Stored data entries
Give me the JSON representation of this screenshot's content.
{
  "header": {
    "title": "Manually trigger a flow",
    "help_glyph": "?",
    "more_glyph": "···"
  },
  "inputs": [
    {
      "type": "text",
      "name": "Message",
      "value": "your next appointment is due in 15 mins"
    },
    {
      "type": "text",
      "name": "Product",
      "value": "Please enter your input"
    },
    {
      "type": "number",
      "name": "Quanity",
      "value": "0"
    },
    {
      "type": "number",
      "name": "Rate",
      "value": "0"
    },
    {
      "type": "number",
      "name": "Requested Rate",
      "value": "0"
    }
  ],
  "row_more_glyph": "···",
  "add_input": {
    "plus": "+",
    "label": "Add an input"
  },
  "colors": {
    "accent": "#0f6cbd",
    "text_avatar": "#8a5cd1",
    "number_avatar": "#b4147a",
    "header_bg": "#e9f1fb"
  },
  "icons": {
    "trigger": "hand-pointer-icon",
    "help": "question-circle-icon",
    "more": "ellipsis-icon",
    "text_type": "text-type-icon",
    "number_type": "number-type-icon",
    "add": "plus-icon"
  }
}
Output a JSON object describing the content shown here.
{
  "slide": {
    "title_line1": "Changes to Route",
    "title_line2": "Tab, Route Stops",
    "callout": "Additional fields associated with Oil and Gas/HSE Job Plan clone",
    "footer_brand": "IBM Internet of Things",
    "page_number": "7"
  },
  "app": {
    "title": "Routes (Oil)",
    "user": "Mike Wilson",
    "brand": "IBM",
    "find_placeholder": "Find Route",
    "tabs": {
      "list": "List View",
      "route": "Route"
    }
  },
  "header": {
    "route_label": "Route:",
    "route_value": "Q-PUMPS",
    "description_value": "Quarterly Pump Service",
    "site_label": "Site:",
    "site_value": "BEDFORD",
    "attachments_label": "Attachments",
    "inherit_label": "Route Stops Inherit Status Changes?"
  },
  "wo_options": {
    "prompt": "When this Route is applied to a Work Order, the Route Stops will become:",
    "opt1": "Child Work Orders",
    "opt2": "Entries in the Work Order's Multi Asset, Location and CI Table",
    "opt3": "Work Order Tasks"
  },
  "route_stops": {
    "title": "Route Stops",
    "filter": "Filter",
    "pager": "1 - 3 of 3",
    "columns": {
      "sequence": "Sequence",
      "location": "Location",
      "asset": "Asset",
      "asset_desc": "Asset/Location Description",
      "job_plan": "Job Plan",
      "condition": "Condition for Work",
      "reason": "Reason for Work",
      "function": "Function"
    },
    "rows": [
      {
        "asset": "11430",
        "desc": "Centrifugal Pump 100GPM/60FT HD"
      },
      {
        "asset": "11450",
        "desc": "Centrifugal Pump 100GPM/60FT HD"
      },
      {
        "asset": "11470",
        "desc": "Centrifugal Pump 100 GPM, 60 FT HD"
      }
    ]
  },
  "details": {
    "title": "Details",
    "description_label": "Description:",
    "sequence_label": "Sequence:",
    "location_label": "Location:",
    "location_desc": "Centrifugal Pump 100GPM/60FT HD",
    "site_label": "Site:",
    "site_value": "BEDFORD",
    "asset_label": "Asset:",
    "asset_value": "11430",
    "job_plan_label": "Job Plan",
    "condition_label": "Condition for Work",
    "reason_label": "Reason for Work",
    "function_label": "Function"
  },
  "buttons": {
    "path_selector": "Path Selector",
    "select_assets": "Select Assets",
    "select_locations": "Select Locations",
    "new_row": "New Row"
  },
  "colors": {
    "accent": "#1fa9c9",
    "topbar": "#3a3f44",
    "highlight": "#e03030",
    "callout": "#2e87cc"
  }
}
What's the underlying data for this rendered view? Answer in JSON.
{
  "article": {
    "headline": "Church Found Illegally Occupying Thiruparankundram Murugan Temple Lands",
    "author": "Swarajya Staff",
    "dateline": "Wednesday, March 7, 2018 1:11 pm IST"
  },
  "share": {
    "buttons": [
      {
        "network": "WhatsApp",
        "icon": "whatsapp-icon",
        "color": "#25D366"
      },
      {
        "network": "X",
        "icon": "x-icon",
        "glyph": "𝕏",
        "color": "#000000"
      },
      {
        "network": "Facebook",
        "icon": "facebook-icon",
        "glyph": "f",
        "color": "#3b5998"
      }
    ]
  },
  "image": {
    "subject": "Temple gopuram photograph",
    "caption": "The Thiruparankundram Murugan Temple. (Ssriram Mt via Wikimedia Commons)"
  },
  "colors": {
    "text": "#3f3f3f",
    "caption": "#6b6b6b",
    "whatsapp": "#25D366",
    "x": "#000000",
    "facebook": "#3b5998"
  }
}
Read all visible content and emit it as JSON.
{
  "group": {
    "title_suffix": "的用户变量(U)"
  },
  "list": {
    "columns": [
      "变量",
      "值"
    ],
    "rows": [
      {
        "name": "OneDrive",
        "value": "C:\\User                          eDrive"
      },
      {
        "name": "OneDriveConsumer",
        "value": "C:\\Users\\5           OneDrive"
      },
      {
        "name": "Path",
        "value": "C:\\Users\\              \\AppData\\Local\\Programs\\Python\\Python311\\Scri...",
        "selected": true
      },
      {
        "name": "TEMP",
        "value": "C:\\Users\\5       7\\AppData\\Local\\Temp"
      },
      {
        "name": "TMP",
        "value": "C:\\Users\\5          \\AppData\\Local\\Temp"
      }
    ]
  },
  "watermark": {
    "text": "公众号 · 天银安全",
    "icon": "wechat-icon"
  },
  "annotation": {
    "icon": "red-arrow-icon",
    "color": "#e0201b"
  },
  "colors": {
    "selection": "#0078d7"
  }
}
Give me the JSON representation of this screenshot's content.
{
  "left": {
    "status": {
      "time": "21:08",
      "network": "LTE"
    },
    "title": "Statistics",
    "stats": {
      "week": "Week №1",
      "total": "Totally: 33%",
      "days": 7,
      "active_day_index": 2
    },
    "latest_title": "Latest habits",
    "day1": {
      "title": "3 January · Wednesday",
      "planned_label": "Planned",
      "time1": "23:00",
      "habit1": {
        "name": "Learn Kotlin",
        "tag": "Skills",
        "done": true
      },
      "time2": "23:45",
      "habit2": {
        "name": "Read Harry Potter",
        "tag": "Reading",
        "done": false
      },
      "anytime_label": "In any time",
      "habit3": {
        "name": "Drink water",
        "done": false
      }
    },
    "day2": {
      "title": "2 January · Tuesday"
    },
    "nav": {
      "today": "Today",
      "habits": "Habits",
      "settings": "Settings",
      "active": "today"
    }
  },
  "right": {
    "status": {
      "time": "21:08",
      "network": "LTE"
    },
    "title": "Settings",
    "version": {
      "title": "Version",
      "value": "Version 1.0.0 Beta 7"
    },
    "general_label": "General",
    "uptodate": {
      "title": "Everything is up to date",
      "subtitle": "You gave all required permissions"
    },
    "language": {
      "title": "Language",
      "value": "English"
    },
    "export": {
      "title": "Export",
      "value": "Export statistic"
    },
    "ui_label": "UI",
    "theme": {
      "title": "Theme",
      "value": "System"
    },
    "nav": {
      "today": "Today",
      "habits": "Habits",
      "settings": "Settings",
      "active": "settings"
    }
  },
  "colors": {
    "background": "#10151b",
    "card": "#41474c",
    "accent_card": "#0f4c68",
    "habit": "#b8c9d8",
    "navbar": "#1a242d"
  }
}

> _TASK DETAILS_: Retype the data in full and match it exactly.

> _RESULT_:
Give me the JSON representation of this screenshot's content.
{
  "header": {
    "title": "Manually trigger a flow",
    "help_glyph": "?",
    "more_glyph": "···"
  },
  "inputs": [
    {
      "type": "text",
      "name": "Message",
      "value": "your next appointment is due in 15 mins"
    },
    {
      "type": "text",
      "name": "Product",
      "value": "Please enter your input"
    },
    {
      "type": "number",
      "name": "Quanity",
      "value": "0"
    },
    {
      "type": "number",
      "name": "Rate",
      "value": "0"
    },
    {
      "type": "number",
      "name": "Requested Rate",
      "value": "0"
    }
  ],
  "row_more_glyph": "···",
  "add_input": {
    "plus": "+",
    "label": "Add an input"
  },
  "colors": {
    "accent": "#0f6cbd",
    "text_avatar": "#8a5cd1",
    "number_avatar": "#b4147a",
    "header_bg": "#e9f1fb"
  },
  "icons": {
    "trigger": "hand-pointer-icon",
    "help": "question-circle-icon",
    "more": "ellipsis-icon",
    "text_type": "text-type-icon",
    "number_type": "number-type-icon",
    "add": "plus-icon"
  }
}
Output a JSON object describing the content shown here.
{
  "slide": {
    "title_line1": "Changes to Route",
    "title_line2": "Tab, Route Stops",
    "callout": "Additional fields associated with Oil and Gas/HSE Job Plan clone",
    "footer_brand": "IBM Internet of Things",
    "page_number": "7"
  },
  "app": {
    "title": "Routes (Oil)",
    "user": "Mike Wilson",
    "brand": "IBM",
    "find_placeholder": "Find Route",
    "tabs": {
      "list": "List View",
      "route": "Route"
    }
  },
  "header": {
    "route_label": "Route:",
    "route_value": "Q-PUMPS",
    "description_value": "Quarterly Pump Service",
    "site_label": "Site:",
    "site_value": "BEDFORD",
    "attachments_label": "Attachments",
    "inherit_label": "Route Stops Inherit Status Changes?"
  },
  "wo_options": {
    "prompt": "When this Route is applied to a Work Order, the Route Stops will become:",
    "opt1": "Child Work Orders",
    "opt2": "Entries in the Work Order's Multi Asset, Location and CI Table",
    "opt3": "Work Order Tasks"
  },
  "route_stops": {
    "title": "Route Stops",
    "filter": "Filter",
    "pager": "1 - 3 of 3",
    "columns": {
      "sequence": "Sequence",
      "location": "Location",
      "asset": "Asset",
      "asset_desc": "Asset/Location Description",
      "job_plan": "Job Plan",
      "condition": "Condition for Work",
      "reason": "Reason for Work",
      "function": "Function"
    },
    "rows": [
      {
        "asset": "11430",
        "desc": "Centrifugal Pump 100GPM/60FT HD"
      },
      {
        "asset": "11450",
        "desc": "Centrifugal Pump 100GPM/60FT HD"
      },
      {
        "asset": "11470",
        "desc": "Centrifugal Pump 100 GPM, 60 FT HD"
      }
    ]
  },
  "details": {
    "title": "Details",
    "description_label": "Description:",
    "sequence_label": "Sequence:",
    "location_label": "Location:",
    "location_desc": "Centrifugal Pump 100GPM/60FT HD",
    "site_label": "Site:",
    "site_value": "BEDFORD",
    "asset_label": "Asset:",
    "asset_value": "11430",
    "job_plan_label": "Job Plan",
    "condition_label": "Condition for Work",
    "reason_label": "Reason for Work",
    "function_label": "Function"
  },
  "buttons": {
    "path_selector": "Path Selector",
    "select_assets": "Select Assets",
    "select_locations": "Select Locations",
    "new_row": "New Row"
  },
  "colors": {
    "accent": "#1fa9c9",
    "topbar": "#3a3f44",
    "highlight": "#e03030",
    "callout": "#2e87cc"
  }
}
What's the underlying data for this rendered view? Answer in JSON.
{
  "article": {
    "headline": "Church Found Illegally Occupying Thiruparankundram Murugan Temple Lands",
    "author": "Swarajya Staff",
    "dateline": "Wednesday, March 7, 2018 1:11 pm IST"
  },
  "share": {
    "buttons": [
      {
        "network": "WhatsApp",
        "icon": "whatsapp-icon",
        "color": "#25D366"
      },
      {
        "network": "X",
        "icon": "x-icon",
        "glyph": "𝕏",
        "color": "#000000"
      },
      {
        "network": "Facebook",
        "icon": "facebook-icon",
        "glyph": "f",
        "color": "#3b5998"
      }
    ]
  },
  "image": {
    "subject": "Temple gopuram photograph",
    "caption": "The Thiruparankundram Murugan Temple. (Ssriram Mt via Wikimedia Commons)"
  },
  "colors": {
    "text": "#3f3f3f",
    "caption": "#6b6b6b",
    "whatsapp": "#25D366",
    "x": "#000000",
    "facebook": "#3b5998"
  }
}
Read all visible content and emit it as JSON.
{
  "group": {
    "title_suffix": "的用户变量(U)"
  },
  "list": {
    "columns": [
      "变量",
      "值"
    ],
    "rows": [
      {
        "name": "OneDrive",
        "value": "C:\\User                          eDrive"
      },
      {
        "name": "OneDriveConsumer",
        "value": "C:\\Users\\5           OneDrive"
      },
      {
        "name": "Path",
        "value": "C:\\Users\\              \\AppData\\Local\\Programs\\Python\\Python311\\Scri...",
        "selected": true
      },
      {
        "name": "TEMP",
        "value": "C:\\Users\\5       7\\AppData\\Local\\Temp"
      },
      {
        "name": "TMP",
        "value": "C:\\Users\\5          \\AppData\\Local\\Temp"
      }
    ]
  },
  "watermark": {
    "text": "公众号 · 天银安全",
    "icon": "wechat-icon"
  },
  "annotation": {
    "icon": "red-arrow-icon",
    "color": "#e0201b"
  },
  "colors": {
    "selection": "#0078d7"
  }
}
Give me the JSON representation of this screenshot's content.
{
  "left": {
    "status": {
      "time": "21:08",
      "network": "LTE"
    },
    "title": "Statistics",
    "stats": {
      "week": "Week №1",
      "total": "Totally: 33%",
      "days": 7,
      "active_day_index": 2
    },
    "latest_title": "Latest habits",
    "day1": {
      "title": "3 January · Wednesday",
      "planned_label": "Planned",
      "time1": "23:00",
      "habit1": {
        "name": "Learn Kotlin",
        "tag": "Skills",
        "done": true
      },
      "time2": "23:45",
      "habit2": {
        "name": "Read Harry Potter",
        "tag": "Reading",
        "done": false
      },
      "anytime_label": "In any time",
      "habit3": {
        "name": "Drink water",
        "done": false
      }
    },
    "day2": {
      "title": "2 January · Tuesday"
    },
    "nav": {
      "today": "Today",
      "habits": "Habits",
      "settings": "Settings",
      "active": "today"
    }
  },
  "right": {
    "status": {
      "time": "21:08",
      "network": "LTE"
    },
    "title": "Settings",
    "version": {
      "title": "Version",
      "value": "Version 1.0.0 Beta 7"
    },
    "general_label": "General",
    "uptodate": {
      "title": "Everything is up to date",
      "subtitle": "You gave all required permissions"
    },
    "language": {
      "title": "Language",
      "value": "English"
    },
    "export": {
      "title": "Export",
      "value": "Export statistic"
    },
    "ui_label": "UI",
    "theme": {
      "title": "Theme",
      "value": "System"
    },
    "nav": {
      "today": "Today",
      "habits": "Habits",
      "settings": "Settings",
      "active": "settings"
    }
  },
  "colors": {
    "background": "#10151b",
    "card": "#41474c",
    "accent_card": "#0f4c68",
    "habit": "#b8c9d8",
    "navbar": "#1a242d"
  }
}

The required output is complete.